__Record list__

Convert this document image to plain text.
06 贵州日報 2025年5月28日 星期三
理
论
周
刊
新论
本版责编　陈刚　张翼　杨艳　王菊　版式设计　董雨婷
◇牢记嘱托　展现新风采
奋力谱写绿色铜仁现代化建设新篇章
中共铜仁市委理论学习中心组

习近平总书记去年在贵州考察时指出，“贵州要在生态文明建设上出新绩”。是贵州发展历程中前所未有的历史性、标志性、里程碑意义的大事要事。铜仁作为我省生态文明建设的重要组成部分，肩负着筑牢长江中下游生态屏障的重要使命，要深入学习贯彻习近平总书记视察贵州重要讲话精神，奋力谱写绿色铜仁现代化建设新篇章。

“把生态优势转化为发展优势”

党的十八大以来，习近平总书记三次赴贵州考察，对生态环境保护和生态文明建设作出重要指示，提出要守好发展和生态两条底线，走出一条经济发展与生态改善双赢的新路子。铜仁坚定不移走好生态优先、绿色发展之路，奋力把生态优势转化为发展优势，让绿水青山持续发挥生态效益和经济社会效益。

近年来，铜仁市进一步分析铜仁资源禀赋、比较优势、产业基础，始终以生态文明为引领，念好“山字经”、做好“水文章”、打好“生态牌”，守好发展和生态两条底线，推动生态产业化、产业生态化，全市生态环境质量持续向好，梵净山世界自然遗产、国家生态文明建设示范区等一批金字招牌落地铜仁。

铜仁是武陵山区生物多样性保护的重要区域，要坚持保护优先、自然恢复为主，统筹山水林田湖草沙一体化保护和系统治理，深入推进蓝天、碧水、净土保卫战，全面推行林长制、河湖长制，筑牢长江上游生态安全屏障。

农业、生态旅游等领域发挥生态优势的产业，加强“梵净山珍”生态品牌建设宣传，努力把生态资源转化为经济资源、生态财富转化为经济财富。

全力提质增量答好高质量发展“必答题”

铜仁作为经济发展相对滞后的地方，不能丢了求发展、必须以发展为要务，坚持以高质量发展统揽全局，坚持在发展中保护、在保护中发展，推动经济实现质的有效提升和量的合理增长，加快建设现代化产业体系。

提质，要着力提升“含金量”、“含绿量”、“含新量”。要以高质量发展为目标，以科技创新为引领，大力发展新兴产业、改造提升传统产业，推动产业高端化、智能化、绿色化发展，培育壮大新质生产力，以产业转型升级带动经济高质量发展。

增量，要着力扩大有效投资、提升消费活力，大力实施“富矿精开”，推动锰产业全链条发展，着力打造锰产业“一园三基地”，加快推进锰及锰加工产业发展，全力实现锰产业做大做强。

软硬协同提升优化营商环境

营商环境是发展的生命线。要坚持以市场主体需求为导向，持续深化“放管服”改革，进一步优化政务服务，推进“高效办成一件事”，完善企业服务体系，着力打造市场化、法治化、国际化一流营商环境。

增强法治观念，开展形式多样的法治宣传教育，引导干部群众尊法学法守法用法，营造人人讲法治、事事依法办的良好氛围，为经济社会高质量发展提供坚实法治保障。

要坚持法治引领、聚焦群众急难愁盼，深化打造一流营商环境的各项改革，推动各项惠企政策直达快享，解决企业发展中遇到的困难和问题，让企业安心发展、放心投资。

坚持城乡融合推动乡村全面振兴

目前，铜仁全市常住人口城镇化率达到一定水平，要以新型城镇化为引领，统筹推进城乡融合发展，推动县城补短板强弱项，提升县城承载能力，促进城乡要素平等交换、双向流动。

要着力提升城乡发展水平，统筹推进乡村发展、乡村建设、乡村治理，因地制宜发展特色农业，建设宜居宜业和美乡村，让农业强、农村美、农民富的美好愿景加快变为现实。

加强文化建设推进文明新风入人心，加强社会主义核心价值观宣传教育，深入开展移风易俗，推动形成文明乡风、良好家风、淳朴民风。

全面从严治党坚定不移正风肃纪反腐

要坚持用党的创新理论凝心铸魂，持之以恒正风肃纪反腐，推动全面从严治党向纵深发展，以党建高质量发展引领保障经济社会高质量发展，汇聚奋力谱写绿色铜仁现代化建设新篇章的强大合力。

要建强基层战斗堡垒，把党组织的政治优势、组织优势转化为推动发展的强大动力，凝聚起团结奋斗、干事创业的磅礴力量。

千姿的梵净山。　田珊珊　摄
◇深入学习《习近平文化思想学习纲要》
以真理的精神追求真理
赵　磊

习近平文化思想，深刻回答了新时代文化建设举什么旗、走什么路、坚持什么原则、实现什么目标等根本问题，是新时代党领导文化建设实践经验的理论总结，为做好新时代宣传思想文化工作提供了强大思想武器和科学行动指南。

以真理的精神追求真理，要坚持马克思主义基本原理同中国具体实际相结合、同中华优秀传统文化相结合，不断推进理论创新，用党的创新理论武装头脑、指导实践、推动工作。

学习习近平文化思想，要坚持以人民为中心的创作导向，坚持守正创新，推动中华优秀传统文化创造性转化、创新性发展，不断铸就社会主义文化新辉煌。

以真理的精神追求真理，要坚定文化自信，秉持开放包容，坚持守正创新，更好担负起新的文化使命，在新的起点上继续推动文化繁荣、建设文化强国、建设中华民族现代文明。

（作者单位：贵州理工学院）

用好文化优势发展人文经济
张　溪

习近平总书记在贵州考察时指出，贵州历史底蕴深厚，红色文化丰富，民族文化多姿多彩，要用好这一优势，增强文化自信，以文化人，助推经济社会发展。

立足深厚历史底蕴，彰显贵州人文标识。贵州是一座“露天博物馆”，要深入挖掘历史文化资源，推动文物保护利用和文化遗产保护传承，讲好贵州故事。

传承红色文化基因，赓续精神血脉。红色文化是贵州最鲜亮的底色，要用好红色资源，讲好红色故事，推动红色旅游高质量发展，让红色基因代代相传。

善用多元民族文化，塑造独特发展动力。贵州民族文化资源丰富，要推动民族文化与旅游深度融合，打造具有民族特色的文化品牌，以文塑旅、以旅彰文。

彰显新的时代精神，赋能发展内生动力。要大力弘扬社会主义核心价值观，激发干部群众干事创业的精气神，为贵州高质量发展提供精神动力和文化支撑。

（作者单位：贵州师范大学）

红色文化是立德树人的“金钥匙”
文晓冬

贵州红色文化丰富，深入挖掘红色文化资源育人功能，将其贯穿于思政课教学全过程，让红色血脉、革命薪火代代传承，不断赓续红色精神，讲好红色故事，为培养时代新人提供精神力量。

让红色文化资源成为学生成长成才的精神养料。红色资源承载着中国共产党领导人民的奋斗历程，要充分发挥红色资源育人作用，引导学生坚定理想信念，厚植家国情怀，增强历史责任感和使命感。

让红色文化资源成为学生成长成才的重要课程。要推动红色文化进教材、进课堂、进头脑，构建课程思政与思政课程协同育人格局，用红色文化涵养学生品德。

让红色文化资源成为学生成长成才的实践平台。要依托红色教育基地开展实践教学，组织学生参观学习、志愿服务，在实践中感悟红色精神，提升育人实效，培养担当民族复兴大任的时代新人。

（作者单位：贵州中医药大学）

__Objective__
Extract every line from the records above that contains the word "讲好红色故事".

__Complete answer__
传承红色文化基因，赓续精神血脉。红色文化是贵州最鲜亮的底色，要用好红色资源，讲好红色故事，推动红色旅游高质量发展，让红色基因代代相传。
贵州红色文化丰富，深入挖掘红色文化资源育人功能，将其贯穿于思政课教学全过程，让红色血脉、革命薪火代代传承，不断赓续红色精神，讲好红色故事，为培养时代新人提供精神力量。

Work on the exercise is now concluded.